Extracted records
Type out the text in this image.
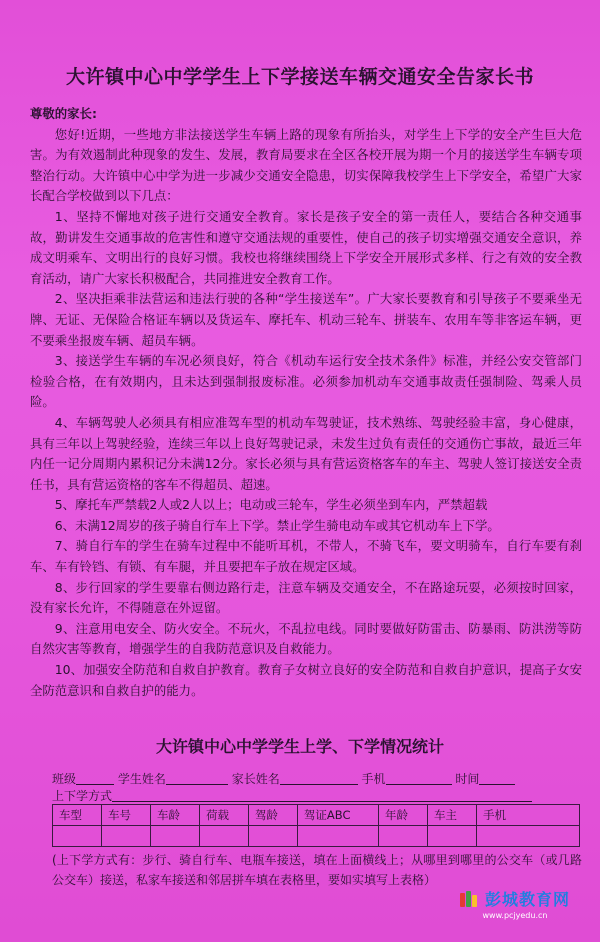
大许镇中心中学学生上下学接送车辆交通安全告家长书

尊敬的家长:

您好!近期，一些地方非法接送学生车辆上路的现象有所抬头，对学生上下学的安全产生巨大危害。为有效遏制此种现象的发生、发展，教育局要求在全区各校开展为期一个月的接送学生车辆专项整治行动。大许镇中心中学为进一步减少交通安全隐患，切实保障我校学生上下学安全，希望广大家长配合学校做到以下几点：

1、坚持不懈地对孩子进行交通安全教育。家长是孩子安全的第一责任人，要结合各种交通事故，勤讲发生交通事故的危害性和遵守交通法规的重要性，使自己的孩子切实增强交通安全意识，养成文明乘车、文明出行的良好习惯。我校也将继续围绕上下学安全开展形式多样、行之有效的安全教育活动，请广大家长积极配合，共同推进安全教育工作。

2、坚决拒乘非法营运和违法行驶的各种“学生接送车”。广大家长要教育和引导孩子不要乘坐无牌、无证、无保险合格证车辆以及货运车、摩托车、机动三轮车、拼装车、农用车等非客运车辆，更不要乘坐报废车辆、超员车辆。

3、接送学生车辆的车况必须良好，符合《机动车运行安全技术条件》标准，并经公安交管部门检验合格，在有效期内，且未达到强制报废标准。必须参加机动车交通事故责任强制险、驾乘人员险。

4、车辆驾驶人必须具有相应准驾车型的机动车驾驶证，技术熟练、驾驶经验丰富，身心健康，具有三年以上驾驶经验，连续三年以上良好驾驶记录，未发生过负有责任的交通伤亡事故，最近三年内任一记分周期内累积记分未满12分。家长必须与具有营运资格客车的车主、驾驶人签订接送安全责任书，具有营运资格的客车不得超员、超速。

5、摩托车严禁载2人或2人以上；电动或三轮车，学生必须坐到车内，严禁超载

6、未满12周岁的孩子骑自行车上下学。禁止学生骑电动车或其它机动车上下学。

7、骑自行车的学生在骑车过程中不能听耳机，不带人，不骑飞车，要文明骑车，自行车要有刹车、车有铃铛、有锁、有车腿，并且要把车子放在规定区域。

8、步行回家的学生要靠右侧边路行走，注意车辆及交通安全，不在路途玩耍，必须按时回家，没有家长允许，不得随意在外逗留。

9、注意用电安全、防火安全。不玩火，不乱拉电线。同时要做好防雷击、防暴雨、防洪涝等防自然灾害等教育，增强学生的自我防范意识及自救能力。

10、加强安全防范和自救自护教育。教育子女树立良好的安全防范和自救自护意识，提高子女安全防范意识和自救自护的能力。

大许镇中心中学学生上学、下学情况统计
班级	学生姓名	家长姓名	手机	时间
上下学方式
车型	车号	车龄	荷载	驾龄	驾证ABC	年龄	车主	手机

(上下学方式有：步行、骑自行车、电瓶车接送，填在上面横线上；从哪里到哪里的公交车（或几路公交车）接送，私家车接送和邻居拼车填在表格里，要如实填写上表格）
彭城教育网
www.pcjyedu.cn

- _What you should do_: Copy out each line word for word, please, skipping the images.

- _Answer for the task_:
Type out the text in this image.
大许镇中心中学学生上下学接送车辆交通安全告家长书

尊敬的家长:

您好!近期，一些地方非法接送学生车辆上路的现象有所抬头，对学生上下学的安全产生巨大危害。为有效遏制此种现象的发生、发展，教育局要求在全区各校开展为期一个月的接送学生车辆专项整治行动。大许镇中心中学为进一步减少交通安全隐患，切实保障我校学生上下学安全，希望广大家长配合学校做到以下几点：

1、坚持不懈地对孩子进行交通安全教育。家长是孩子安全的第一责任人，要结合各种交通事故，勤讲发生交通事故的危害性和遵守交通法规的重要性，使自己的孩子切实增强交通安全意识，养成文明乘车、文明出行的良好习惯。我校也将继续围绕上下学安全开展形式多样、行之有效的安全教育活动，请广大家长积极配合，共同推进安全教育工作。

2、坚决拒乘非法营运和违法行驶的各种“学生接送车”。广大家长要教育和引导孩子不要乘坐无牌、无证、无保险合格证车辆以及货运车、摩托车、机动三轮车、拼装车、农用车等非客运车辆，更不要乘坐报废车辆、超员车辆。

3、接送学生车辆的车况必须良好，符合《机动车运行安全技术条件》标准，并经公安交管部门检验合格，在有效期内，且未达到强制报废标准。必须参加机动车交通事故责任强制险、驾乘人员险。

4、车辆驾驶人必须具有相应准驾车型的机动车驾驶证，技术熟练、驾驶经验丰富，身心健康，具有三年以上驾驶经验，连续三年以上良好驾驶记录，未发生过负有责任的交通伤亡事故，最近三年内任一记分周期内累积记分未满12分。家长必须与具有营运资格客车的车主、驾驶人签订接送安全责任书，具有营运资格的客车不得超员、超速。

5、摩托车严禁载2人或2人以上；电动或三轮车，学生必须坐到车内，严禁超载

6、未满12周岁的孩子骑自行车上下学。禁止学生骑电动车或其它机动车上下学。

7、骑自行车的学生在骑车过程中不能听耳机，不带人，不骑飞车，要文明骑车，自行车要有刹车、车有铃铛、有锁、有车腿，并且要把车子放在规定区域。

8、步行回家的学生要靠右侧边路行走，注意车辆及交通安全，不在路途玩耍，必须按时回家，没有家长允许，不得随意在外逗留。

9、注意用电安全、防火安全。不玩火，不乱拉电线。同时要做好防雷击、防暴雨、防洪涝等防自然灾害等教育，增强学生的自我防范意识及自救能力。

10、加强安全防范和自救自护教育。教育子女树立良好的安全防范和自救自护意识，提高子女安全防范意识和自救自护的能力。

大许镇中心中学学生上学、下学情况统计
班级	学生姓名	家长姓名	手机	时间
上下学方式
车型	车号	车龄	荷载	驾龄	驾证ABC	年龄	车主	手机

(上下学方式有：步行、骑自行车、电瓶车接送，填在上面横线上；从哪里到哪里的公交车（或几路公交车）接送，私家车接送和邻居拼车填在表格里，要如实填写上表格）
彭城教育网
www.pcjyedu.cn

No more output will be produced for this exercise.